>> begin Data entries

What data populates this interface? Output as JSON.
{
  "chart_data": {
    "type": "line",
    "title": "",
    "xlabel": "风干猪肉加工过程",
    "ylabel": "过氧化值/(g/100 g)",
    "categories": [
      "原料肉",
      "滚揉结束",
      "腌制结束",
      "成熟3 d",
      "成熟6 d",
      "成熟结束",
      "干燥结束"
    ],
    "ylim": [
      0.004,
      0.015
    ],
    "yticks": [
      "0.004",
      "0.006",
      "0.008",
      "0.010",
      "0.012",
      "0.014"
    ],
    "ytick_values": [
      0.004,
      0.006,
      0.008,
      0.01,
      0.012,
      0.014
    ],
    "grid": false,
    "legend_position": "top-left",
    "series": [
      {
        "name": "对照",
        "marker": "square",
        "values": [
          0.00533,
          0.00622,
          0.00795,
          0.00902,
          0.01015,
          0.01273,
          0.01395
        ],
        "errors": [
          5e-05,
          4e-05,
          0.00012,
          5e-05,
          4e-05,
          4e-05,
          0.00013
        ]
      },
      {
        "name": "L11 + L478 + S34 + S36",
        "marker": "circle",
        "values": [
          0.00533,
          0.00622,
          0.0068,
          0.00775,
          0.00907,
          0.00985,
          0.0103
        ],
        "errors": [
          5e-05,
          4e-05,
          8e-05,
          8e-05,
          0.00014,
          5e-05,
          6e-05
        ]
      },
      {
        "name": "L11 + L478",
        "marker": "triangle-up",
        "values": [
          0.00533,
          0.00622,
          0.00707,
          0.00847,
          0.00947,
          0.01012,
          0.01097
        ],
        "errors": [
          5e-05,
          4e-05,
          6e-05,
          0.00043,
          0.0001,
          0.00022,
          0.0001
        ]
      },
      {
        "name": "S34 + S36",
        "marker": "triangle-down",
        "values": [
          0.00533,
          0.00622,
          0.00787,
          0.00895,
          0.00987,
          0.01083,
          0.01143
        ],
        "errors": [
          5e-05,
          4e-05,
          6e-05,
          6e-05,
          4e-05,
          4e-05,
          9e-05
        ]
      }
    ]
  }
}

>> end Data entries
>> begin Data entries

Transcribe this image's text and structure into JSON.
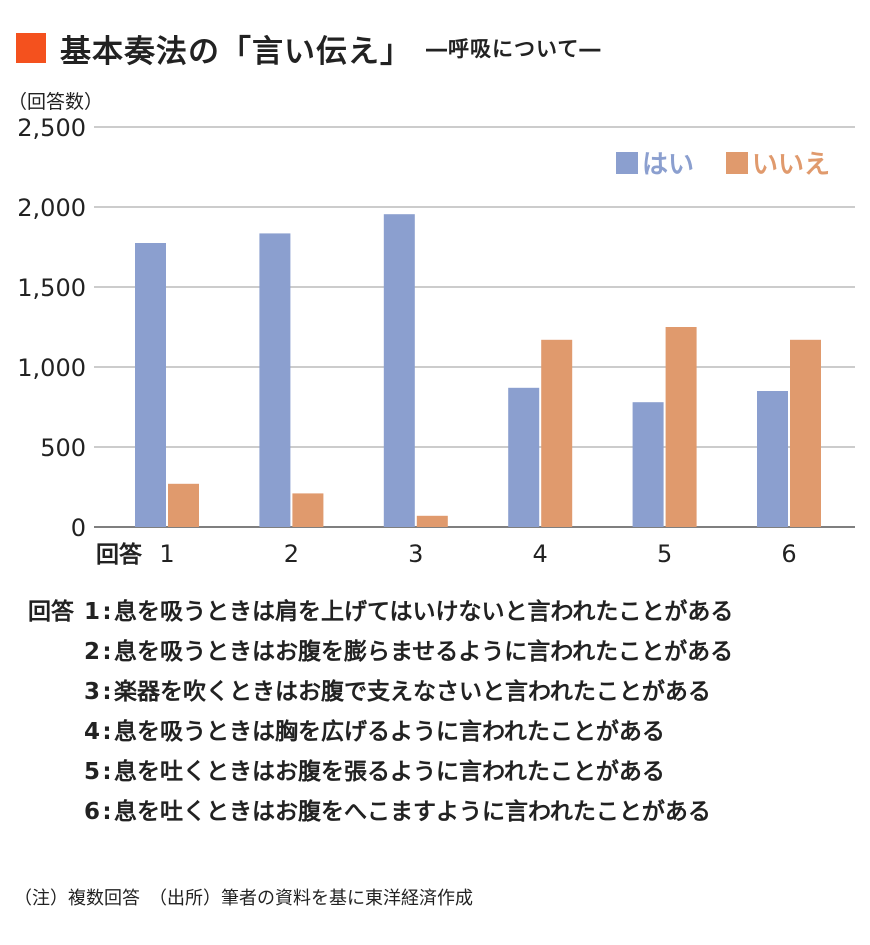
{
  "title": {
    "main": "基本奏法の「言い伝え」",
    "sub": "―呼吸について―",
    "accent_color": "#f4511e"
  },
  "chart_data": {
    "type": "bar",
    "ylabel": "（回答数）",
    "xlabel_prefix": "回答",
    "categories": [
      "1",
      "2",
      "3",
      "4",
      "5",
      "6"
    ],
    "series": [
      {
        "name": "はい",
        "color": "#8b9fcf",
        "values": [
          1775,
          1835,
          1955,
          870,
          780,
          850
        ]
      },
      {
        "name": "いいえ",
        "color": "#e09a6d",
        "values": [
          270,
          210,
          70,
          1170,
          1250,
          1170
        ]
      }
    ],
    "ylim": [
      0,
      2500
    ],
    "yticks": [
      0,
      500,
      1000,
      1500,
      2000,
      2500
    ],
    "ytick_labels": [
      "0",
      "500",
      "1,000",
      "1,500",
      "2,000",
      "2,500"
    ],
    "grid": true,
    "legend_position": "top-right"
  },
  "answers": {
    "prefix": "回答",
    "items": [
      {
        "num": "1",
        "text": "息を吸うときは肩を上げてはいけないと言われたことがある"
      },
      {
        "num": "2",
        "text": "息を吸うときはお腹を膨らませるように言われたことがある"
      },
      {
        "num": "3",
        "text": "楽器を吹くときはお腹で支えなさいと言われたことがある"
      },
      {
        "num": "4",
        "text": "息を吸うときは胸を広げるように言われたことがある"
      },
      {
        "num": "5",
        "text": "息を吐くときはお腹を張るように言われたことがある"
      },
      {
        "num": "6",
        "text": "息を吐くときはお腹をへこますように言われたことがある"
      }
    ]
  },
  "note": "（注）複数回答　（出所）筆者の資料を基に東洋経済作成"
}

>> end Data entries
>> begin Data entries

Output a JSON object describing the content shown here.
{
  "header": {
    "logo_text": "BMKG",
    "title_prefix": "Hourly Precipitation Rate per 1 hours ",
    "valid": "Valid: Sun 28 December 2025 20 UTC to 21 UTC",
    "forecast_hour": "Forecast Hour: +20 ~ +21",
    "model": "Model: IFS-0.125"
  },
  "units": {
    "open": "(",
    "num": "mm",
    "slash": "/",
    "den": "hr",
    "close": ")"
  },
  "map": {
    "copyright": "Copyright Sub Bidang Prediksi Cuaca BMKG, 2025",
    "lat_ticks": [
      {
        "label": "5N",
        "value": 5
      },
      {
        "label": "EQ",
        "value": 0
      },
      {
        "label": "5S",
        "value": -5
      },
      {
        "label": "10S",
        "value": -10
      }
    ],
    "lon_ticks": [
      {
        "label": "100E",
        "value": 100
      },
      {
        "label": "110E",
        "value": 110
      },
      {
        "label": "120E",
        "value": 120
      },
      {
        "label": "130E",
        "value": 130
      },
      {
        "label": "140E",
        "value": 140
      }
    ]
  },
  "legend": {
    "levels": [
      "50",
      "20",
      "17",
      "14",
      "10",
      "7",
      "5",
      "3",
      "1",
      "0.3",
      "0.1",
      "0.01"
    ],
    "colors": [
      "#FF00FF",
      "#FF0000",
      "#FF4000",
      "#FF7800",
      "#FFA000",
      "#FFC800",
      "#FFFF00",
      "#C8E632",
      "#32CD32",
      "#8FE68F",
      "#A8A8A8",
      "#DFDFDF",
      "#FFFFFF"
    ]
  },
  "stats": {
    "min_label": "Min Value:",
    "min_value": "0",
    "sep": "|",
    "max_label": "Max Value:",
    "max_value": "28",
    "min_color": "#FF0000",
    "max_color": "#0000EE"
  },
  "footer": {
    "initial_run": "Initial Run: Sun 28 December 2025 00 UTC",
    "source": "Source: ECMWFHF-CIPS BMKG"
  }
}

>> end Data entries

— Work to do —
Lines containing the word "name" are to be counted in the listing; state their number alone.

— Answer for this exercise —
6